— begin —

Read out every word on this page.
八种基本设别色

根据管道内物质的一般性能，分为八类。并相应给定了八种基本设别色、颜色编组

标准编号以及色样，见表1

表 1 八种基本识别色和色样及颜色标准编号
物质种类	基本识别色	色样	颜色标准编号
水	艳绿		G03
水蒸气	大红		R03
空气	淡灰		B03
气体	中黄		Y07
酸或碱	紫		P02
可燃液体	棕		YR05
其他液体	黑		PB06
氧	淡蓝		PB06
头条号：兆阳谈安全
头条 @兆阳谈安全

— end —
— begin —

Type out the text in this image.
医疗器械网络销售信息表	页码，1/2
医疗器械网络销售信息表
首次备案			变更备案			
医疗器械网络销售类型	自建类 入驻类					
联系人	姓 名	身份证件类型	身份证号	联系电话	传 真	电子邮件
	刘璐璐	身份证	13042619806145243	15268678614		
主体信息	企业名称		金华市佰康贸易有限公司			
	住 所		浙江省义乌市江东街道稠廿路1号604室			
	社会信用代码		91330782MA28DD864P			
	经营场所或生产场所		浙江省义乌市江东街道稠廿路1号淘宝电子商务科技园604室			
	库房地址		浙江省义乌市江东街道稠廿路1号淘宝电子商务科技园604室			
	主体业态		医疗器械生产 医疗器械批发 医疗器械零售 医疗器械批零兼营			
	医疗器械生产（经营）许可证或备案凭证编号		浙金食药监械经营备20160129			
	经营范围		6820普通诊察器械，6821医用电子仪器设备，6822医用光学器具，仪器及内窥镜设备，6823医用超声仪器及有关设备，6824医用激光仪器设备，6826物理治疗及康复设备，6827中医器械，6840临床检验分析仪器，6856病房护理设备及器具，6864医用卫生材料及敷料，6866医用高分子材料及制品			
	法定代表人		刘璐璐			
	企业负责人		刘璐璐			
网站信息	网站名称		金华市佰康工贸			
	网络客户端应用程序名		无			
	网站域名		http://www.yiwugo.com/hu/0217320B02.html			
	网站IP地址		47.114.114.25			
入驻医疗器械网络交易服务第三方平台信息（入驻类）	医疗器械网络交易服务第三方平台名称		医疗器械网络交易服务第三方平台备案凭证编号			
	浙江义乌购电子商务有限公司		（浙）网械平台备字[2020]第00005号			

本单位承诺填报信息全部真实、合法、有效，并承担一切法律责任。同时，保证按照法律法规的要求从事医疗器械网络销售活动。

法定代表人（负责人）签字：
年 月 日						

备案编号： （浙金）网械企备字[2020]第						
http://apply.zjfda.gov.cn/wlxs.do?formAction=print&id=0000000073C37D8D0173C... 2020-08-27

— end —

Task to complete: Which lines contain "http"? Copy each of them out.

Complete output:
	网站域名		http://www.yiwugo.com/hu/0217320B02.html			
http://apply.zjfda.gov.cn/wlxs.do?formAction=print&id=0000000073C37D8D0173C... 2020-08-27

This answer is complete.